*Written task:*
Copy out the lines that include the word "value".

Dataset items:
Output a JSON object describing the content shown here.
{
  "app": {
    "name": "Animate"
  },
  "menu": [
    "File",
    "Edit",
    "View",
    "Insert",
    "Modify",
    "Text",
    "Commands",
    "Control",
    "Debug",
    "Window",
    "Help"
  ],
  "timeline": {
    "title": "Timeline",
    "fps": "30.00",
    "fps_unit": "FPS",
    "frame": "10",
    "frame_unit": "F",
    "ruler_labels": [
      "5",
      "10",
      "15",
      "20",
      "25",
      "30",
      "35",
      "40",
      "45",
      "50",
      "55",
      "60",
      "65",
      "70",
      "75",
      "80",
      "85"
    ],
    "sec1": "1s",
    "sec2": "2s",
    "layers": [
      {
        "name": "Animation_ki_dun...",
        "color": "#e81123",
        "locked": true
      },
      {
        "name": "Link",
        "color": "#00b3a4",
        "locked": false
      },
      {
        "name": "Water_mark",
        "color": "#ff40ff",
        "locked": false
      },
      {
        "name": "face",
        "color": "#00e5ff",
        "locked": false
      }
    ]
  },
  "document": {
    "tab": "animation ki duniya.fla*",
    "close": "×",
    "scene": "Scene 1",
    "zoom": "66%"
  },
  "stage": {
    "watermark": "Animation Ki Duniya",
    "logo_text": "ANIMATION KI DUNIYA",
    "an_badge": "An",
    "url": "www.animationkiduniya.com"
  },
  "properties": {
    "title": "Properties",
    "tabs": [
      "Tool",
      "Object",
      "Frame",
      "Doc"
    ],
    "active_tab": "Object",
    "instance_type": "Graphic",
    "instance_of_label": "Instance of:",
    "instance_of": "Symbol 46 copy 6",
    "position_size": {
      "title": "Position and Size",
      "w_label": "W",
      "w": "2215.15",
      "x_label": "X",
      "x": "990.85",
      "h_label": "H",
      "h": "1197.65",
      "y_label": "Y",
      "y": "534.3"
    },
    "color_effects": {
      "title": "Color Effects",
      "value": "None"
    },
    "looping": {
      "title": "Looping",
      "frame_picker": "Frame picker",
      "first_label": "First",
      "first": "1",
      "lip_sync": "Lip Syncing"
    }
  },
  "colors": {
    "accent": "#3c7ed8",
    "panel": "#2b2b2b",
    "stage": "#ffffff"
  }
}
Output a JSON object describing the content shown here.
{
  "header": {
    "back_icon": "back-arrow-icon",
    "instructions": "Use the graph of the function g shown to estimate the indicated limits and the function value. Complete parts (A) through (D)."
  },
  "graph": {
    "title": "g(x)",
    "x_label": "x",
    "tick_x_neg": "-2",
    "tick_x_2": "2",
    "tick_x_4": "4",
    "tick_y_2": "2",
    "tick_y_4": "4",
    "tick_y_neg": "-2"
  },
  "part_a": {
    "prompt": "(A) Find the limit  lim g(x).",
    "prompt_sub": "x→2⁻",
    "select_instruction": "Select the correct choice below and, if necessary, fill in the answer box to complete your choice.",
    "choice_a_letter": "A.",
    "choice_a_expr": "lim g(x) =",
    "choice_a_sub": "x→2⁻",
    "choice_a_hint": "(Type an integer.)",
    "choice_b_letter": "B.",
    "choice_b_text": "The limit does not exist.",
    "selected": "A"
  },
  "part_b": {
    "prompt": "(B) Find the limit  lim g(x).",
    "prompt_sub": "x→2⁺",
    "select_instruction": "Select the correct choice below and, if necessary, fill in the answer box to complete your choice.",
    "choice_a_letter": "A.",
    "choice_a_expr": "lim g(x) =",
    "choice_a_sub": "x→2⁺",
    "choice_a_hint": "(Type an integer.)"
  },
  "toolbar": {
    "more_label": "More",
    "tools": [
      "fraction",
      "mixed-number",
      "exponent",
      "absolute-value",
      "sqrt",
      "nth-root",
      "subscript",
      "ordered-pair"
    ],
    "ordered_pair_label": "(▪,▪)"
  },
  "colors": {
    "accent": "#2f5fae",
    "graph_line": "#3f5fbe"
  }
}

*Result:*
      "value": "None"
    "instructions": "Use the graph of the function g shown to estimate the indicated limits and the function value. Complete parts (A) through (D)."
      "absolute-value",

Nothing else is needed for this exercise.